▸ THE REQUEST: Count only the lines of the records that hold "from", then give the number without any other words.
[start DATA SHOWN]
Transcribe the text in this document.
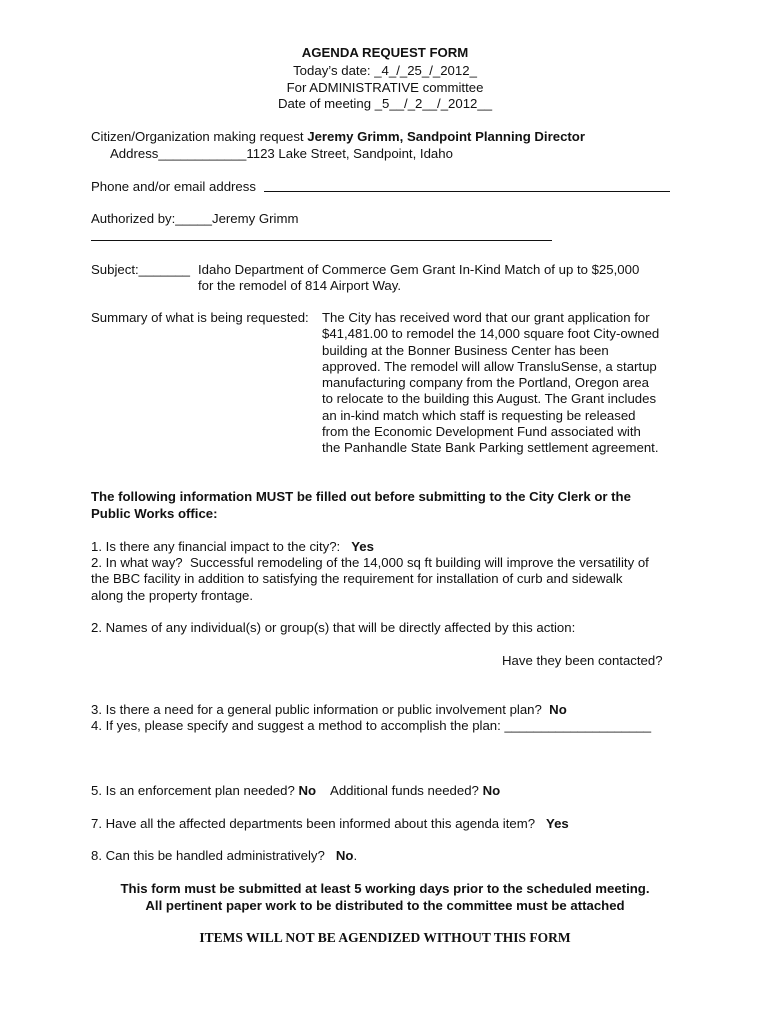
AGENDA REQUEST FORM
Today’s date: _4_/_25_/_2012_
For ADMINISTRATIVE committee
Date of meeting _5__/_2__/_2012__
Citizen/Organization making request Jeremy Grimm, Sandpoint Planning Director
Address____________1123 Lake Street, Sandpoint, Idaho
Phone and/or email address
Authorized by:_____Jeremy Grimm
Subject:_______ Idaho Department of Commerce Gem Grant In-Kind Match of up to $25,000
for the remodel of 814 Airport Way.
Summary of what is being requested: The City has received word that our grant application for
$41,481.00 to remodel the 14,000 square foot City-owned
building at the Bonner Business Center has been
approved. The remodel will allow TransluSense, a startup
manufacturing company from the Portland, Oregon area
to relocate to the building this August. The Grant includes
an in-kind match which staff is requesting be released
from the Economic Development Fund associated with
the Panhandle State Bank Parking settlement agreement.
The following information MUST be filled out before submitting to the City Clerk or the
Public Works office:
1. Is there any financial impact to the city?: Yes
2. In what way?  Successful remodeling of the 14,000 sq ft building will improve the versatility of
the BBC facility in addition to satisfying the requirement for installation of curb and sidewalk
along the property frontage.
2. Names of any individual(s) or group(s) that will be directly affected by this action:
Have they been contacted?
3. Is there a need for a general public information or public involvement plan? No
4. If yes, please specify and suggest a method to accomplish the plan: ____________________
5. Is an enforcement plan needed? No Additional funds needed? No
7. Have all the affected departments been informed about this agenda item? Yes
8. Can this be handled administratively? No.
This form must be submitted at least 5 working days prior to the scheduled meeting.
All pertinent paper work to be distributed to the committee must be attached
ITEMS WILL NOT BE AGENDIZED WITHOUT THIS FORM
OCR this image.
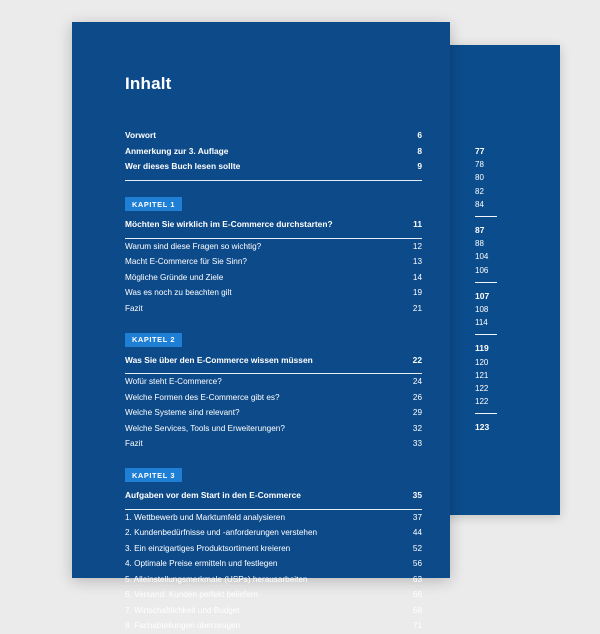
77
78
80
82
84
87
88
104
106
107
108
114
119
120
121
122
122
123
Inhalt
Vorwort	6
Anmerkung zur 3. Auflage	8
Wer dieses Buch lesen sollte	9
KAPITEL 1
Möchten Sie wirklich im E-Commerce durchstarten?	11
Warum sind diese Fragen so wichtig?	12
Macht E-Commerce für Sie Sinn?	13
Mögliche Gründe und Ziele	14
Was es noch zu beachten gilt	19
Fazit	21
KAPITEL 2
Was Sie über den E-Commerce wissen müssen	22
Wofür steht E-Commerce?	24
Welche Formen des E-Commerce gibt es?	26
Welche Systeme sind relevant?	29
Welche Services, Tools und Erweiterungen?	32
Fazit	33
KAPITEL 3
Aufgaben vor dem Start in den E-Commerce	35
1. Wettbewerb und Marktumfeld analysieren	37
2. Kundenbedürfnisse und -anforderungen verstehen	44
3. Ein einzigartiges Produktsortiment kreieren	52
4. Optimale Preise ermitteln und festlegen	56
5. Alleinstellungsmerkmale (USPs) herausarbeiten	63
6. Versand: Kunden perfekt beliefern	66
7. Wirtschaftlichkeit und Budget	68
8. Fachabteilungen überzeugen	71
[end DATA SHOWN]
▸ OUTPUT OF THE EXERCISE: 2